**Your task**
Give back each entry unchanged, minus pictures.

**Records for this exercise**
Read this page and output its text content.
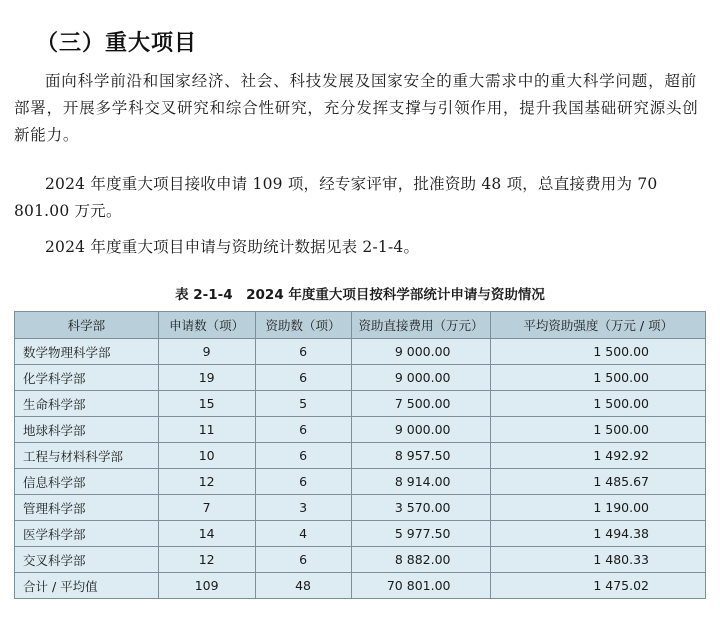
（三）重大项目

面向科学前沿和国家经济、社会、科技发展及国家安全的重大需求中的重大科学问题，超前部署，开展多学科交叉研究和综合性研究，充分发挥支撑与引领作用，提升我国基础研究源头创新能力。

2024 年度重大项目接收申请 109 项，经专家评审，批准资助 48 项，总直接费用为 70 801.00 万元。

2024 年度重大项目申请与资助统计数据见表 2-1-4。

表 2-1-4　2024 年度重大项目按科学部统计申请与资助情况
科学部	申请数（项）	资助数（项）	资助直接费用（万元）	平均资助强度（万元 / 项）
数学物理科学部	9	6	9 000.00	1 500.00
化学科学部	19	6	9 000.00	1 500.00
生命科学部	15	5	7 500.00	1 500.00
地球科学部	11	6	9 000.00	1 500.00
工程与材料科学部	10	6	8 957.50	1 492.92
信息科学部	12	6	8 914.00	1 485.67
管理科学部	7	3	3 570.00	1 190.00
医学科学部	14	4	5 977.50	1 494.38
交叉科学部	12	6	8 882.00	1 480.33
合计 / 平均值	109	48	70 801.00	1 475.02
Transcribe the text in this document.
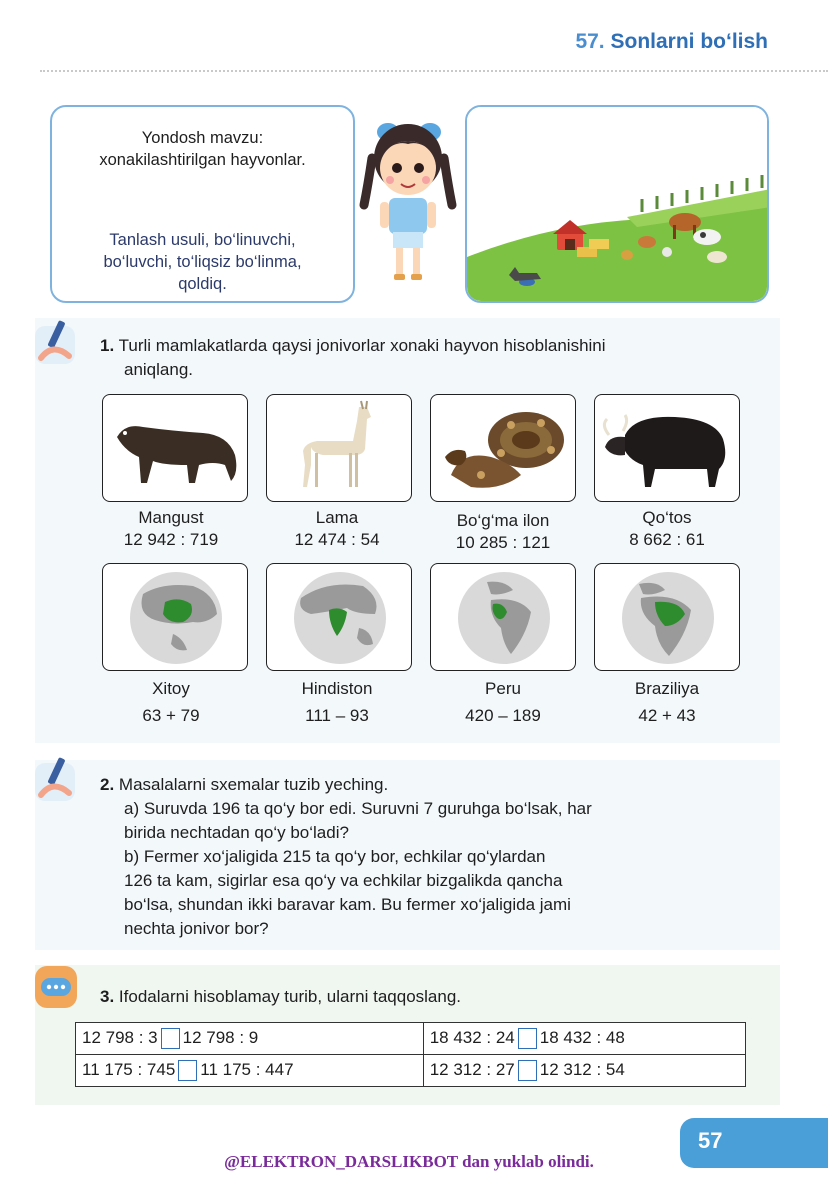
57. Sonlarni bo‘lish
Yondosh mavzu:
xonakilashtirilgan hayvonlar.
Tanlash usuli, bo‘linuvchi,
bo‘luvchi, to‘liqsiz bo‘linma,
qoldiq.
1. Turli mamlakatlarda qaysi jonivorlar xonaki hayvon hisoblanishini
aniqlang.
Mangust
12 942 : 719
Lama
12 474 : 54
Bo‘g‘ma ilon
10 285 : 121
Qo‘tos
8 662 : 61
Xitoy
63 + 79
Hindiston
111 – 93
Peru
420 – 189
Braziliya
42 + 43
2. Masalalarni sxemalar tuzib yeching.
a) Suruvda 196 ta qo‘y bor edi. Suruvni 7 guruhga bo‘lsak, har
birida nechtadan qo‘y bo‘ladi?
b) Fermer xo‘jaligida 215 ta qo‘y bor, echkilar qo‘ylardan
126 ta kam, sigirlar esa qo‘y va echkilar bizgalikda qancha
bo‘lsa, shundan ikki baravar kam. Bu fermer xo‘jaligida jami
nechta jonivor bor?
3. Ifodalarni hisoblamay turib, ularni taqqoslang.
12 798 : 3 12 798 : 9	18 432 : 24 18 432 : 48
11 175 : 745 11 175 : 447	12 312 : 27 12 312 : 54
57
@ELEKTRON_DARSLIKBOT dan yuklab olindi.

**Exercise response**
Read this page and output its text content.
（三）重大项目

面向科学前沿和国家经济、社会、科技发展及国家安全的重大需求中的重大科学问题，超前部署，开展多学科交叉研究和综合性研究，充分发挥支撑与引领作用，提升我国基础研究源头创新能力。

2024 年度重大项目接收申请 109 项，经专家评审，批准资助 48 项，总直接费用为 70 801.00 万元。

2024 年度重大项目申请与资助统计数据见表 2-1-4。

表 2-1-4　2024 年度重大项目按科学部统计申请与资助情况
科学部	申请数（项）	资助数（项）	资助直接费用（万元）	平均资助强度（万元 / 项）
数学物理科学部	9	6	9 000.00	1 500.00
化学科学部	19	6	9 000.00	1 500.00
生命科学部	15	5	7 500.00	1 500.00
地球科学部	11	6	9 000.00	1 500.00
工程与材料科学部	10	6	8 957.50	1 492.92
信息科学部	12	6	8 914.00	1 485.67
管理科学部	7	3	3 570.00	1 190.00
医学科学部	14	4	5 977.50	1 494.38
交叉科学部	12	6	8 882.00	1 480.33
合计 / 平均值	109	48	70 801.00	1 475.02
Transcribe the text in this document.
57. Sonlarni bo‘lish
Yondosh mavzu:
xonakilashtirilgan hayvonlar.
Tanlash usuli, bo‘linuvchi,
bo‘luvchi, to‘liqsiz bo‘linma,
qoldiq.
1. Turli mamlakatlarda qaysi jonivorlar xonaki hayvon hisoblanishini
aniqlang.
Mangust
12 942 : 719
Lama
12 474 : 54
Bo‘g‘ma ilon
10 285 : 121
Qo‘tos
8 662 : 61
Xitoy
63 + 79
Hindiston
111 – 93
Peru
420 – 189
Braziliya
42 + 43
2. Masalalarni sxemalar tuzib yeching.
a) Suruvda 196 ta qo‘y bor edi. Suruvni 7 guruhga bo‘lsak, har
birida nechtadan qo‘y bo‘ladi?
b) Fermer xo‘jaligida 215 ta qo‘y bor, echkilar qo‘ylardan
126 ta kam, sigirlar esa qo‘y va echkilar bizgalikda qancha
bo‘lsa, shundan ikki baravar kam. Bu fermer xo‘jaligida jami
nechta jonivor bor?
3. Ifodalarni hisoblamay turib, ularni taqqoslang.
12 798 : 3 12 798 : 9	18 432 : 24 18 432 : 48
11 175 : 745 11 175 : 447	12 312 : 27 12 312 : 54
57
@ELEKTRON_DARSLIKBOT dan yuklab olindi.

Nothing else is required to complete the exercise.